### [Task to complete]
Copy the listing word for word, starting at its first line and continuing through the line that contains "135, 387, 198]".
── Task data
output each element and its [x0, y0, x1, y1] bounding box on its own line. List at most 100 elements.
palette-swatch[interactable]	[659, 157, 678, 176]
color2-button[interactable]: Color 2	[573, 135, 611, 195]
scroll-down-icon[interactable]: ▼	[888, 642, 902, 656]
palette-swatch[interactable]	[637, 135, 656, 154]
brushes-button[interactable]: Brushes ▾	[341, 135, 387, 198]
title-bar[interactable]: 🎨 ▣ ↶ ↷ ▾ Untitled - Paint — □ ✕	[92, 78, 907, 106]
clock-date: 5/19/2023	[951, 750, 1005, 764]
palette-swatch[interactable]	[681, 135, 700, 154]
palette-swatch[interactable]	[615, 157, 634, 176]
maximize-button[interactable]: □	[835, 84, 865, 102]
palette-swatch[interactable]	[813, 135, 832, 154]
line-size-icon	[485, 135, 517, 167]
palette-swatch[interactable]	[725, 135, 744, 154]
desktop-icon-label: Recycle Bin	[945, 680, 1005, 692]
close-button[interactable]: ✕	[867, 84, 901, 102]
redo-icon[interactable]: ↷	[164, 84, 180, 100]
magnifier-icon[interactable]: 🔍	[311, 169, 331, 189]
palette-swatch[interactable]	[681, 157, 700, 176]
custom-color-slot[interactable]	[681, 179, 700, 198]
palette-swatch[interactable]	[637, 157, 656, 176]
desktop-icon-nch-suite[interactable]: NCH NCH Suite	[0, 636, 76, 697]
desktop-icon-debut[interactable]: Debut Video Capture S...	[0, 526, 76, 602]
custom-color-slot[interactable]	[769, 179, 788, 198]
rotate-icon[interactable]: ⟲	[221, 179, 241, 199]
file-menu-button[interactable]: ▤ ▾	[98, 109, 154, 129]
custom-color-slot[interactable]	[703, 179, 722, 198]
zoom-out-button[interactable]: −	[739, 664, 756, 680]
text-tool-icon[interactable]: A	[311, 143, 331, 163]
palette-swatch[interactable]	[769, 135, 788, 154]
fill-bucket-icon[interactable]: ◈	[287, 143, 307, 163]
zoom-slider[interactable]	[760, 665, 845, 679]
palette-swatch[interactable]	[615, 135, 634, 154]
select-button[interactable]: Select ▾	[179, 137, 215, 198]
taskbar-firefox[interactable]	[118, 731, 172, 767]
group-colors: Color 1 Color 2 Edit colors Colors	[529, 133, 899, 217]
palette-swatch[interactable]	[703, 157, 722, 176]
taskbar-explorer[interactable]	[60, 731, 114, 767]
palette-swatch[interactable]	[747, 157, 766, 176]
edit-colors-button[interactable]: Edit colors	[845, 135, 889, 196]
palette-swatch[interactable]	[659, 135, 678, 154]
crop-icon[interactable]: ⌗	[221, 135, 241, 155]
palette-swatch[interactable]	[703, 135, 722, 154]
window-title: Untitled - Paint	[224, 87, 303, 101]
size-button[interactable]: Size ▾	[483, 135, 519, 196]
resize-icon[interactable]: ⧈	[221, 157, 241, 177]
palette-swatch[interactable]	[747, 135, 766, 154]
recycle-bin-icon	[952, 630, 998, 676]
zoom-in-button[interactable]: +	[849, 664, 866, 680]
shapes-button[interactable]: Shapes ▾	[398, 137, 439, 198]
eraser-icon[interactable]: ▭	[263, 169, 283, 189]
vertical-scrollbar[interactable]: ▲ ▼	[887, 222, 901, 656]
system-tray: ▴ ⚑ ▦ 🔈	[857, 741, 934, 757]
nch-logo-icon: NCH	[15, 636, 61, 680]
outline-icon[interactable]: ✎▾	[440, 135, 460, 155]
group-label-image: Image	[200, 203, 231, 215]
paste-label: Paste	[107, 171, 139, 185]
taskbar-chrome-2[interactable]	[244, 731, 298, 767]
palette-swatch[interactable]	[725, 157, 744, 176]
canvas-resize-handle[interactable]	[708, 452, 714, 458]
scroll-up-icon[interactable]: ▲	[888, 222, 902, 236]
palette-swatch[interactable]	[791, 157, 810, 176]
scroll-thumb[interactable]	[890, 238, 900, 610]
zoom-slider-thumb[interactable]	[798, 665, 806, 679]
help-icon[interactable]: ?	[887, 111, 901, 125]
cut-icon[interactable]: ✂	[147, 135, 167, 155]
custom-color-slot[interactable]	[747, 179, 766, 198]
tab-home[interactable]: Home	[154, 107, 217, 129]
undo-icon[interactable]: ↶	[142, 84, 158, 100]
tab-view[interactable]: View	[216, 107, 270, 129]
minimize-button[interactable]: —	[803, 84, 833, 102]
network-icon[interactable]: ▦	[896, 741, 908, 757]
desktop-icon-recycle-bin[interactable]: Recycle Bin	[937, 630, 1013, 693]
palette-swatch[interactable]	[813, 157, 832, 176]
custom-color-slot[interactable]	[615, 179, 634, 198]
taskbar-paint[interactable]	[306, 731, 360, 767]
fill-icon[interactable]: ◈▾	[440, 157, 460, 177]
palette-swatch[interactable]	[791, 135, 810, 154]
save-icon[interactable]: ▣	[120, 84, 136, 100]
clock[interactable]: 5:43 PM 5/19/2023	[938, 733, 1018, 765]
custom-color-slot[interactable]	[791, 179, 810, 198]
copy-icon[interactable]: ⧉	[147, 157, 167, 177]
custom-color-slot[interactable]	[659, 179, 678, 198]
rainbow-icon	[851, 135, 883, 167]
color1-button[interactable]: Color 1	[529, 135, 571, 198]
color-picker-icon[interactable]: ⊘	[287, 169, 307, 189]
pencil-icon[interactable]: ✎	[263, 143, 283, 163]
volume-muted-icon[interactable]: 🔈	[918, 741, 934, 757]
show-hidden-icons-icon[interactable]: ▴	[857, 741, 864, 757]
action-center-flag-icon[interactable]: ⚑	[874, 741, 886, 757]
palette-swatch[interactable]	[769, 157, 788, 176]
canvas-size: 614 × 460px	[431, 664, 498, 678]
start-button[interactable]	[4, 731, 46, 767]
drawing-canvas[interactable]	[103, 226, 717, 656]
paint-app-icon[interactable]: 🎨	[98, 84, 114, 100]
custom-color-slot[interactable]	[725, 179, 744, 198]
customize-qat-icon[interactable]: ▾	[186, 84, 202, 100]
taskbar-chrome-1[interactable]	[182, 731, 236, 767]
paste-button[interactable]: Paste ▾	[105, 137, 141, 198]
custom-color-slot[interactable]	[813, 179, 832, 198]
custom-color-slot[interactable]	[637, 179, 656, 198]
────
### [The output]
output each element and its [x0, y0, x1, y1] bounding box on its own line. List at most 100 elements.
palette-swatch[interactable]	[659, 157, 678, 176]
color2-button[interactable]: Color 2	[573, 135, 611, 195]
scroll-down-icon[interactable]: ▼	[888, 642, 902, 656]
palette-swatch[interactable]	[637, 135, 656, 154]
brushes-button[interactable]: Brushes ▾	[341, 135, 387, 198]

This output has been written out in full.